▸ **TO BE DONE**
Take each line containing the word "Primary" and copy it.

▸ **RECORDS SUPPLIED**
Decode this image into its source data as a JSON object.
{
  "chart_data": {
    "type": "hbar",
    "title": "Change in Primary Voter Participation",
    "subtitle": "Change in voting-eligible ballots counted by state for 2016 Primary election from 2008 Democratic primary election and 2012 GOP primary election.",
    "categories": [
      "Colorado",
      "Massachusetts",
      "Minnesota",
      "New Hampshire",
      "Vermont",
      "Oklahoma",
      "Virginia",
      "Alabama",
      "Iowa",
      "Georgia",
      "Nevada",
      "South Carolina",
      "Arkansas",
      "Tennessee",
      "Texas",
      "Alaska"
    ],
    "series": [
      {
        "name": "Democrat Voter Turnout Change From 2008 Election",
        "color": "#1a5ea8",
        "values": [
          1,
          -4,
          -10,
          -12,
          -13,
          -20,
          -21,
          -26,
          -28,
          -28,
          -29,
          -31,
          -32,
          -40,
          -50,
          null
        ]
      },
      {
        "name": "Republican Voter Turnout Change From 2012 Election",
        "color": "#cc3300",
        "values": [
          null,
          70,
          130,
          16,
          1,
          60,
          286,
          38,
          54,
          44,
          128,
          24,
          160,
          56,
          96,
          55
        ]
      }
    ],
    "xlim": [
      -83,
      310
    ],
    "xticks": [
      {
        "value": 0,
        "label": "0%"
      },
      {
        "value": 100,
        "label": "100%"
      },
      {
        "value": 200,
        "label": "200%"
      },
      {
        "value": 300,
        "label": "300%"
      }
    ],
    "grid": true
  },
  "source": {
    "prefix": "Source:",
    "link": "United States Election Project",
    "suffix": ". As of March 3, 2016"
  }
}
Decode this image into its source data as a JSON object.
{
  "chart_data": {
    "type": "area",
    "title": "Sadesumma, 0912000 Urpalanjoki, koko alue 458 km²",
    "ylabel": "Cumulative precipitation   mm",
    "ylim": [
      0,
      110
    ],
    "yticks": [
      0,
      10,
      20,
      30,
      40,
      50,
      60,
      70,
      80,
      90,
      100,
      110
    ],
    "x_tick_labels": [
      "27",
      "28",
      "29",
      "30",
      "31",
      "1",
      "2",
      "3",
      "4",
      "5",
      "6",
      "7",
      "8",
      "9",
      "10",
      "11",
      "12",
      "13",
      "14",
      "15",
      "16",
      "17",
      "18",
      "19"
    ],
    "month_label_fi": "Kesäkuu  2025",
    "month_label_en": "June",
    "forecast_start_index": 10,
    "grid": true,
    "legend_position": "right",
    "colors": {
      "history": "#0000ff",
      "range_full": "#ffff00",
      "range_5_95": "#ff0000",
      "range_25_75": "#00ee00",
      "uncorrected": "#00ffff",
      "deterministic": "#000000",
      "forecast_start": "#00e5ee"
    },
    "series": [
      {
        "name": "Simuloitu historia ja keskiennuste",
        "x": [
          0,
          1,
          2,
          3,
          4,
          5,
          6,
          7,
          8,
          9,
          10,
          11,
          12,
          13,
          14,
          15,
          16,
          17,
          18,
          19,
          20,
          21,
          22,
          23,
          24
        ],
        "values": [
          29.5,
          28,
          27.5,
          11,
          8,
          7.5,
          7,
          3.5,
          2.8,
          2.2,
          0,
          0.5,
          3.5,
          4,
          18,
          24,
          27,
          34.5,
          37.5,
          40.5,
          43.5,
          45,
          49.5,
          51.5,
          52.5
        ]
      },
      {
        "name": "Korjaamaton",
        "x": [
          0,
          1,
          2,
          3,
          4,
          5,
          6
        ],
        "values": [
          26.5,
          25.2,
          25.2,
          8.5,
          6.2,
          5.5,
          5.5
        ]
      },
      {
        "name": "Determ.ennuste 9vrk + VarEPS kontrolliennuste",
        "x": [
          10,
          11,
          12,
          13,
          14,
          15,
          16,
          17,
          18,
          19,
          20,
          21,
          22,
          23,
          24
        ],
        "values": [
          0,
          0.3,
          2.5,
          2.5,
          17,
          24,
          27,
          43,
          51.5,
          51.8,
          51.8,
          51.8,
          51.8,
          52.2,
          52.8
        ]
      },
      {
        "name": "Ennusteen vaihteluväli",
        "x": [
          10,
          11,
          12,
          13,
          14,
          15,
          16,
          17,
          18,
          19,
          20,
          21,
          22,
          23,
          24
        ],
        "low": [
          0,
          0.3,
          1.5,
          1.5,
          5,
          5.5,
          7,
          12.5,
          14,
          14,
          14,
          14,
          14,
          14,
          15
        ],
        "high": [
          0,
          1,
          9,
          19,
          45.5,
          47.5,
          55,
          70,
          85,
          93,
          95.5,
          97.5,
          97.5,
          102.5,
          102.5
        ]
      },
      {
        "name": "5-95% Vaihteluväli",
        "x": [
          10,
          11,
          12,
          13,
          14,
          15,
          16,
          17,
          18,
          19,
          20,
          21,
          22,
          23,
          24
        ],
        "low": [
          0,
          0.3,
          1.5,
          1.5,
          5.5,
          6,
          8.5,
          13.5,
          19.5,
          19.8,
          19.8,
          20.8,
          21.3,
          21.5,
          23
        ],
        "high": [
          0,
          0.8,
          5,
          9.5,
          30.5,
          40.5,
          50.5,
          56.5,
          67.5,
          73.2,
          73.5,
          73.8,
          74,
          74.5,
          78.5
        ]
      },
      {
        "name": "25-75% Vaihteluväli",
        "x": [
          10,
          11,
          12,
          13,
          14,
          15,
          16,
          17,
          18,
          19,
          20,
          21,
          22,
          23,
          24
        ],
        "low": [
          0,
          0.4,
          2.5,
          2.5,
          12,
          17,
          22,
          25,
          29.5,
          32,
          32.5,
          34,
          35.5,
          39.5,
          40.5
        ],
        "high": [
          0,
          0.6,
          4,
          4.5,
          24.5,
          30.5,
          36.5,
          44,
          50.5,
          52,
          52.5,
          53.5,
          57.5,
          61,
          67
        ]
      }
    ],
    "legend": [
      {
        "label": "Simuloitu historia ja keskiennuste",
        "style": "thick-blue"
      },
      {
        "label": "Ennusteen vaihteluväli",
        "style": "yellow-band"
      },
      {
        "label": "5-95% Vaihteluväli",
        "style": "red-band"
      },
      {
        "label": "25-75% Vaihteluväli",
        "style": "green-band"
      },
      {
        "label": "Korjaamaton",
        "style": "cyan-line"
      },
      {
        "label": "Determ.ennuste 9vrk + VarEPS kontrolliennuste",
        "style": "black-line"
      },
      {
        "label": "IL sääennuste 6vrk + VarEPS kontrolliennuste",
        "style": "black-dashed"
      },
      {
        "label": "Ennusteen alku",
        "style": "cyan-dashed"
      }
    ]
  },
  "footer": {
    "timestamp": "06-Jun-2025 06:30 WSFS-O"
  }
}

▸ **COMPLETED TASK**
    "title": "Change in Primary Voter Participation",
    "subtitle": "Change in voting-eligible ballots counted by state for 2016 Primary election from 2008 Democratic primary election and 2012 GOP primary election.",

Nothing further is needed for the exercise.